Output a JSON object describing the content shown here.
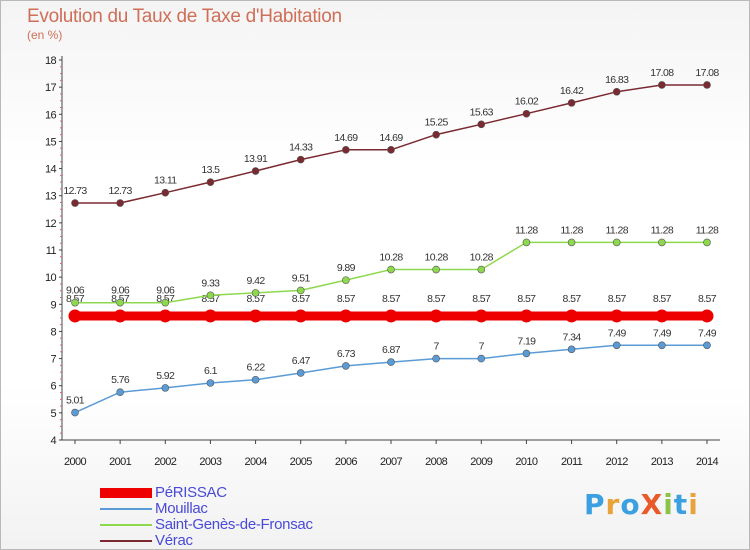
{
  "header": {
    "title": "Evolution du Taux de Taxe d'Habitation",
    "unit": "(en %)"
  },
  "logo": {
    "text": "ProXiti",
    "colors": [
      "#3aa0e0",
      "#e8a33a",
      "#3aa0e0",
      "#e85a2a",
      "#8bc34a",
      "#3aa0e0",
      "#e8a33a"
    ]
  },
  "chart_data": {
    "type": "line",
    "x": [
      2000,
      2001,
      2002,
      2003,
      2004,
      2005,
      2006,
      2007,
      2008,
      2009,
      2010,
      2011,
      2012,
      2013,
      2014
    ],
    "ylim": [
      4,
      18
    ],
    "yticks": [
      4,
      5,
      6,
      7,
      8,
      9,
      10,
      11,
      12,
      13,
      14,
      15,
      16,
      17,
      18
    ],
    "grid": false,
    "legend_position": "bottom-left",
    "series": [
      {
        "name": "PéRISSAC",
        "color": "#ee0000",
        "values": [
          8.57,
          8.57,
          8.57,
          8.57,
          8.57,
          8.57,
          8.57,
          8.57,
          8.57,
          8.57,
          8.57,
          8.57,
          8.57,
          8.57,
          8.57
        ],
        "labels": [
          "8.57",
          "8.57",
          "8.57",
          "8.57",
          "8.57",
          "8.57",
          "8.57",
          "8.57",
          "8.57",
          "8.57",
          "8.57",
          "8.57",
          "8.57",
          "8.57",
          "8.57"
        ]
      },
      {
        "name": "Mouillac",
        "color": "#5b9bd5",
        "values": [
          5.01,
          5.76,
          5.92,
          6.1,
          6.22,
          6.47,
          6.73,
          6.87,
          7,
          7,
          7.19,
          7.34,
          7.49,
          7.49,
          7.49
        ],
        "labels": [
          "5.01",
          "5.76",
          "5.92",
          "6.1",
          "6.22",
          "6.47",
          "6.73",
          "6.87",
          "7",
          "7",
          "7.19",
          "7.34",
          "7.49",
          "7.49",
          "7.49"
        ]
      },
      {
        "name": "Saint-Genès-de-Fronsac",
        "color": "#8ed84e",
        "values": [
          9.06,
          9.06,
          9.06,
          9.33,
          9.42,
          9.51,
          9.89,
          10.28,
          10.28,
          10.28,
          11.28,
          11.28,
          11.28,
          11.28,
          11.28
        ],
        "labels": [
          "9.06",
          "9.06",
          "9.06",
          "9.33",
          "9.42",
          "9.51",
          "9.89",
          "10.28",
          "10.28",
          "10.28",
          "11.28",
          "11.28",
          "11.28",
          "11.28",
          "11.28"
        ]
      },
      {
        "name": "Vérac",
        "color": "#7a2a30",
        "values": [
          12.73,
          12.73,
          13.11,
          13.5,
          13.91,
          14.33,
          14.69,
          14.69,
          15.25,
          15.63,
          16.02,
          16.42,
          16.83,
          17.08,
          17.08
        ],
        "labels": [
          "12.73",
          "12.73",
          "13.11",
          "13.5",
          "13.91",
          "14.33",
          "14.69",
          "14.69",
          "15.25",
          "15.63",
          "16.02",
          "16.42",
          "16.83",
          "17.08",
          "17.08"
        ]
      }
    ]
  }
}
⁂
EXERCISE DESCRIPTION:
Review the material and copy each line in which the word "name" appears.

SOLUTION TO THE PROBLEM:
        "name": "PéRISSAC",
        "name": "Mouillac",
        "name": "Saint-Genès-de-Fronsac",
        "name": "Vérac",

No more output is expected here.